* _STATED GOAL_: Return every entry exactly.

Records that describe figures
%%

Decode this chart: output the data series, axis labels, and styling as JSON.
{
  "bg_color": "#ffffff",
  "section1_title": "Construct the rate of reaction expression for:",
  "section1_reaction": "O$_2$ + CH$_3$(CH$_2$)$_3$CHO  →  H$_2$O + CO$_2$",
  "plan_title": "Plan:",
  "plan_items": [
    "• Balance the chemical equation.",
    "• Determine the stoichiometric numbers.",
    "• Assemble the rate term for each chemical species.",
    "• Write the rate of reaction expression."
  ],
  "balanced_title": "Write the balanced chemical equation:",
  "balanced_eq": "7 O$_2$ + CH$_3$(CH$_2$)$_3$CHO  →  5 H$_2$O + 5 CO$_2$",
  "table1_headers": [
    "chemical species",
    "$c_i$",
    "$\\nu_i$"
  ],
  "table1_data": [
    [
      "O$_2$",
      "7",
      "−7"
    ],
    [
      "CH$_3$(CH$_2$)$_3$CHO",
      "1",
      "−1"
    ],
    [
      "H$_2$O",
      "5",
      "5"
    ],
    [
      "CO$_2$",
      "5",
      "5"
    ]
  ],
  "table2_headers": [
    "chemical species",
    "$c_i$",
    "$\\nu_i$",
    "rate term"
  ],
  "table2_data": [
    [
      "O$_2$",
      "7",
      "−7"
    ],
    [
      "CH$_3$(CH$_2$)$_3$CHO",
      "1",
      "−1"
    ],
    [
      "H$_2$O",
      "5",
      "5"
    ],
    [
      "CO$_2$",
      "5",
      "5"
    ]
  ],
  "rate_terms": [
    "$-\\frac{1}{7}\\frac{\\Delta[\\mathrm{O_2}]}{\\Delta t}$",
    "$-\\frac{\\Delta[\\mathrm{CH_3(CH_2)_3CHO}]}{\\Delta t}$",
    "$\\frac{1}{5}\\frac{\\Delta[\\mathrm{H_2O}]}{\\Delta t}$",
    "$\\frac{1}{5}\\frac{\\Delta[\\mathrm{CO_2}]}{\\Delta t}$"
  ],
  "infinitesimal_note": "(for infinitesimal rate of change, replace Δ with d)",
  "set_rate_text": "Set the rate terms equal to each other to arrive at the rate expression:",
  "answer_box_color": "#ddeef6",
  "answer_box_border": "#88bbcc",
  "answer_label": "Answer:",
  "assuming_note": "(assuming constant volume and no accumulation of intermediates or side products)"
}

%%

* _EXERCISE ANSWER_:
Decode this chart: output the data series, axis labels, and styling as JSON.
{
  "bg_color": "#ffffff",
  "section1_title": "Construct the rate of reaction expression for:",
  "section1_reaction": "O$_2$ + CH$_3$(CH$_2$)$_3$CHO  →  H$_2$O + CO$_2$",
  "plan_title": "Plan:",
  "plan_items": [
    "• Balance the chemical equation.",
    "• Determine the stoichiometric numbers.",
    "• Assemble the rate term for each chemical species.",
    "• Write the rate of reaction expression."
  ],
  "balanced_title": "Write the balanced chemical equation:",
  "balanced_eq": "7 O$_2$ + CH$_3$(CH$_2$)$_3$CHO  →  5 H$_2$O + 5 CO$_2$",
  "table1_headers": [
    "chemical species",
    "$c_i$",
    "$\\nu_i$"
  ],
  "table1_data": [
    [
      "O$_2$",
      "7",
      "−7"
    ],
    [
      "CH$_3$(CH$_2$)$_3$CHO",
      "1",
      "−1"
    ],
    [
      "H$_2$O",
      "5",
      "5"
    ],
    [
      "CO$_2$",
      "5",
      "5"
    ]
  ],
  "table2_headers": [
    "chemical species",
    "$c_i$",
    "$\\nu_i$",
    "rate term"
  ],
  "table2_data": [
    [
      "O$_2$",
      "7",
      "−7"
    ],
    [
      "CH$_3$(CH$_2$)$_3$CHO",
      "1",
      "−1"
    ],
    [
      "H$_2$O",
      "5",
      "5"
    ],
    [
      "CO$_2$",
      "5",
      "5"
    ]
  ],
  "rate_terms": [
    "$-\\frac{1}{7}\\frac{\\Delta[\\mathrm{O_2}]}{\\Delta t}$",
    "$-\\frac{\\Delta[\\mathrm{CH_3(CH_2)_3CHO}]}{\\Delta t}$",
    "$\\frac{1}{5}\\frac{\\Delta[\\mathrm{H_2O}]}{\\Delta t}$",
    "$\\frac{1}{5}\\frac{\\Delta[\\mathrm{CO_2}]}{\\Delta t}$"
  ],
  "infinitesimal_note": "(for infinitesimal rate of change, replace Δ with d)",
  "set_rate_text": "Set the rate terms equal to each other to arrive at the rate expression:",
  "answer_box_color": "#ddeef6",
  "answer_box_border": "#88bbcc",
  "answer_label": "Answer:",
  "assuming_note": "(assuming constant volume and no accumulation of intermediates or side products)"
}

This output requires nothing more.